[start Extracted data]
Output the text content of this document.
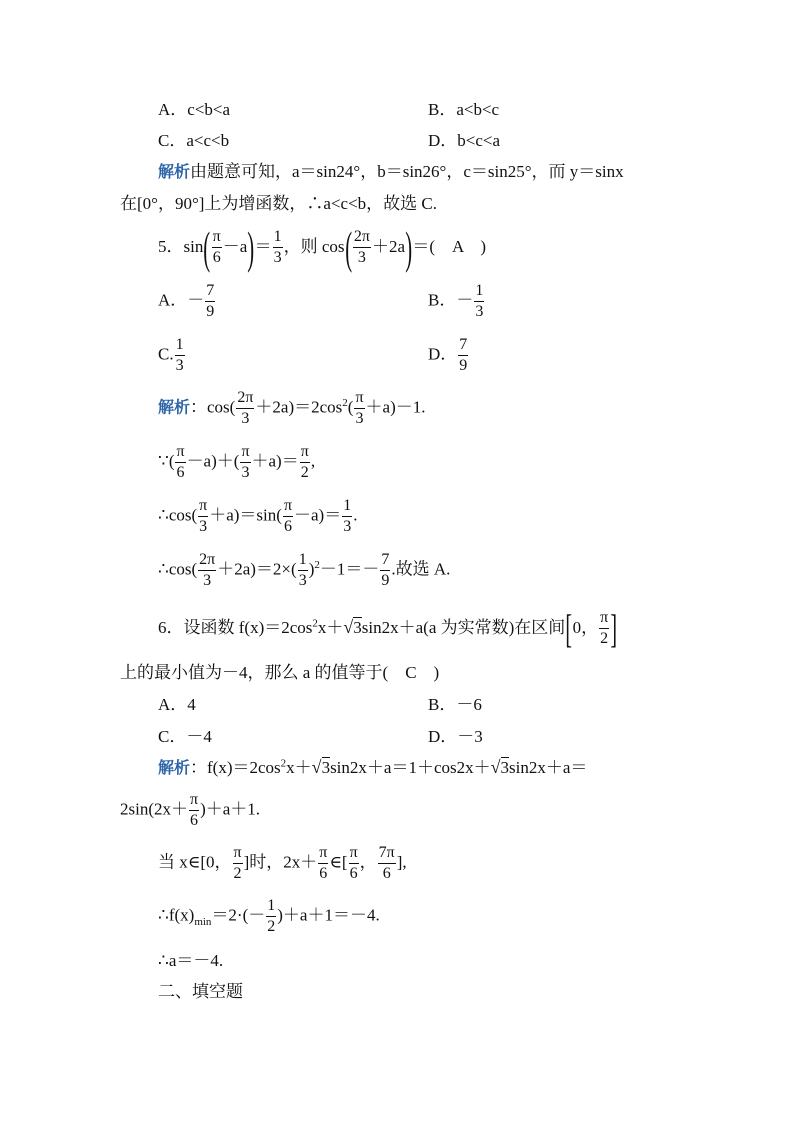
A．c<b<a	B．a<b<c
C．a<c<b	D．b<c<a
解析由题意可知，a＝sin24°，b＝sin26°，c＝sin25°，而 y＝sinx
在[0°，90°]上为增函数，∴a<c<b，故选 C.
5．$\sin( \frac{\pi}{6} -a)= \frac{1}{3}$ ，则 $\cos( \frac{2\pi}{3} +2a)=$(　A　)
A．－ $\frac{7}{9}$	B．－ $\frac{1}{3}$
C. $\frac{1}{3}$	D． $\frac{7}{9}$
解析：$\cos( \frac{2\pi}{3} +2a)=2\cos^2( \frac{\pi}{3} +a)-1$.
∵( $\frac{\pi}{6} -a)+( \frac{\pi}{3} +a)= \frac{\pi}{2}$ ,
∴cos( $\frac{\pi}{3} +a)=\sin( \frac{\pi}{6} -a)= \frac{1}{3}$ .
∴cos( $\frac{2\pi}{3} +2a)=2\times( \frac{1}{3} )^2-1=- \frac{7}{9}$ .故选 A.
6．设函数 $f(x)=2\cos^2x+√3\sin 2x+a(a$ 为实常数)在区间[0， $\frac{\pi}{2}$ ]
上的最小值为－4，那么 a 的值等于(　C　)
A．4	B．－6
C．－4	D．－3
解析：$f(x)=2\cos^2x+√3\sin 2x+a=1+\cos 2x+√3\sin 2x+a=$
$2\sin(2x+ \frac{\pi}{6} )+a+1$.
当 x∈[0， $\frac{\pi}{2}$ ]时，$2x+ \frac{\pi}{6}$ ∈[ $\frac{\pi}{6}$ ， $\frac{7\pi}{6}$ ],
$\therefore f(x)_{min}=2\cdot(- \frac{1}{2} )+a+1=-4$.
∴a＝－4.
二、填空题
[end Extracted data]
Set exercise: Nothing in the entries above should change when they are printed again, except that the pictures are dropped.

Task result:
Output the text content of this document.
A．c<b<a	B．a<b<c
C．a<c<b	D．b<c<a
解析由题意可知，a＝sin24°，b＝sin26°，c＝sin25°，而 y＝sinx
在[0°，90°]上为增函数，∴a<c<b，故选 C.
5．$\sin( \frac{\pi}{6} -a)= \frac{1}{3}$ ，则 $\cos( \frac{2\pi}{3} +2a)=$(　A　)
A．－ $\frac{7}{9}$	B．－ $\frac{1}{3}$
C. $\frac{1}{3}$	D． $\frac{7}{9}$
解析：$\cos( \frac{2\pi}{3} +2a)=2\cos^2( \frac{\pi}{3} +a)-1$.
∵( $\frac{\pi}{6} -a)+( \frac{\pi}{3} +a)= \frac{\pi}{2}$ ,
∴cos( $\frac{\pi}{3} +a)=\sin( \frac{\pi}{6} -a)= \frac{1}{3}$ .
∴cos( $\frac{2\pi}{3} +2a)=2\times( \frac{1}{3} )^2-1=- \frac{7}{9}$ .故选 A.
6．设函数 $f(x)=2\cos^2x+√3\sin 2x+a(a$ 为实常数)在区间[0， $\frac{\pi}{2}$ ]
上的最小值为－4，那么 a 的值等于(　C　)
A．4	B．－6
C．－4	D．－3
解析：$f(x)=2\cos^2x+√3\sin 2x+a=1+\cos 2x+√3\sin 2x+a=$
$2\sin(2x+ \frac{\pi}{6} )+a+1$.
当 x∈[0， $\frac{\pi}{2}$ ]时，$2x+ \frac{\pi}{6}$ ∈[ $\frac{\pi}{6}$ ， $\frac{7\pi}{6}$ ],
$\therefore f(x)_{min}=2\cdot(- \frac{1}{2} )+a+1=-4$.
∴a＝－4.
二、填空题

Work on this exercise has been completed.